→ Requirement
Go over the entries below line by line, copying each one that contains the word "title".

======== Given data

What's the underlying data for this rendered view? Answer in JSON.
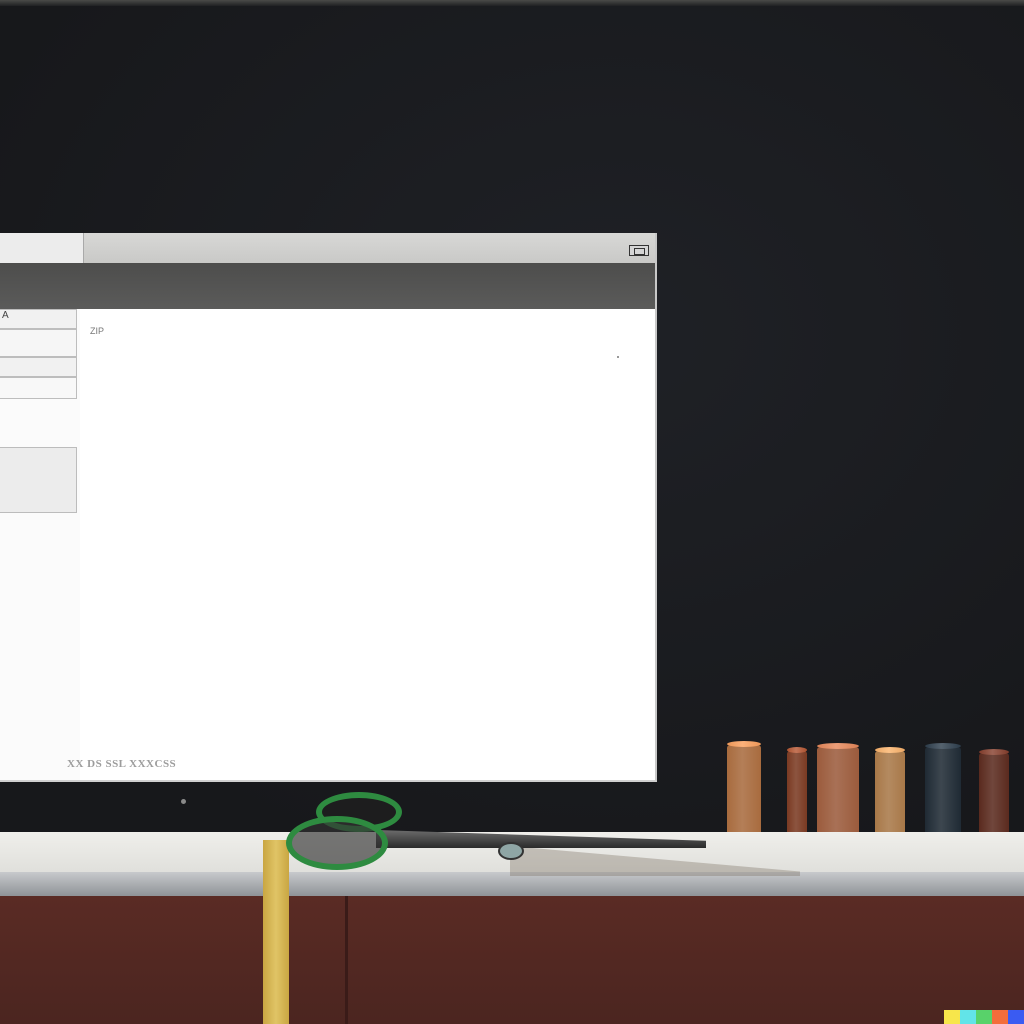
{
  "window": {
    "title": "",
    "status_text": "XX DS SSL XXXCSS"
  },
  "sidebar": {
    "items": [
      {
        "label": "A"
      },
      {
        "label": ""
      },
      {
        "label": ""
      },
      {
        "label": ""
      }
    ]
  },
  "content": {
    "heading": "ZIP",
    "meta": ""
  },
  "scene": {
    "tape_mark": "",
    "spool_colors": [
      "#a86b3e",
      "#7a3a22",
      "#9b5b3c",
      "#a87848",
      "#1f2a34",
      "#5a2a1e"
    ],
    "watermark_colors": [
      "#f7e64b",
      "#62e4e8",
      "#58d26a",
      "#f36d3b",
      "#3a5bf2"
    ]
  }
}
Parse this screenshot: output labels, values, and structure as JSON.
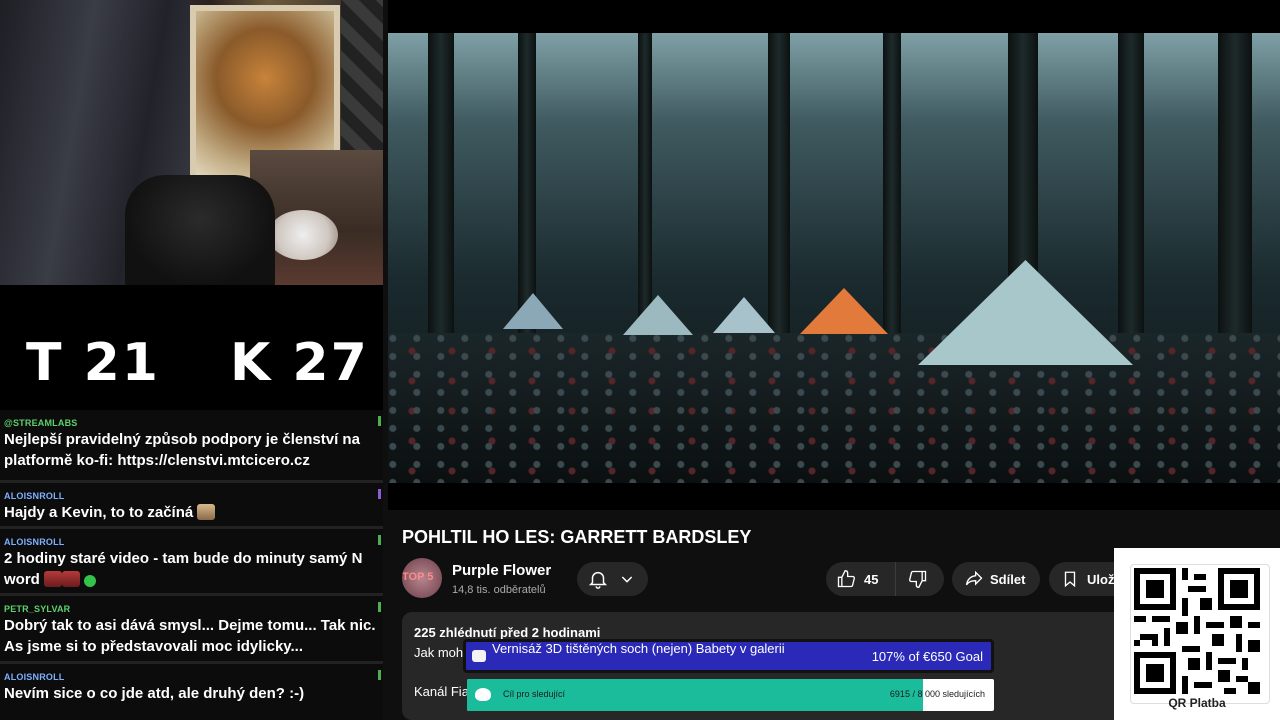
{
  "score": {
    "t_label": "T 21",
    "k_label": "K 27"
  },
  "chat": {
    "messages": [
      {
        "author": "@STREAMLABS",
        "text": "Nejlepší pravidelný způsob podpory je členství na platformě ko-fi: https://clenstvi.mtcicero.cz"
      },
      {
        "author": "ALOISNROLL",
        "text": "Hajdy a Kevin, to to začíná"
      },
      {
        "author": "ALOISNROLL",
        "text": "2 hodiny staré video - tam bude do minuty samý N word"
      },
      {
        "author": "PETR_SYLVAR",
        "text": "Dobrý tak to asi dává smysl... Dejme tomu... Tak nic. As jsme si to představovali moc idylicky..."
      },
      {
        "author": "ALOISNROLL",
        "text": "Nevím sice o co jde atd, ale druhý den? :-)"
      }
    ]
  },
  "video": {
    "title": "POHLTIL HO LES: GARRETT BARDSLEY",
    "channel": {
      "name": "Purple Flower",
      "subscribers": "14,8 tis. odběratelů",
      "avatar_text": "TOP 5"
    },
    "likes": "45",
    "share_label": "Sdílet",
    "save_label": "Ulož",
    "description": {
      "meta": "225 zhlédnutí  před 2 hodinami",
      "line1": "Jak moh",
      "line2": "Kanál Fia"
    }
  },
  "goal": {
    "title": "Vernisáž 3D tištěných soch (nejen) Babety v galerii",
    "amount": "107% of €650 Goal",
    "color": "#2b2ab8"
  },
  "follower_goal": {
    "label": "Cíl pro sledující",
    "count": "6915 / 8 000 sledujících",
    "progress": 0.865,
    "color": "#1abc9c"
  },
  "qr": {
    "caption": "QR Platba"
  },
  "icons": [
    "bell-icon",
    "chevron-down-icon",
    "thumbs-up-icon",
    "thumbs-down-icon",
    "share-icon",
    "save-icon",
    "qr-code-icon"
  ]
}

================

→ Complete output
    "title": "",
    "title": "POHLTIL HO LES: GARRETT BARDSLEY",
    "title": "Vernisáž 3D tištěných soch (nejen) Babety v galerii",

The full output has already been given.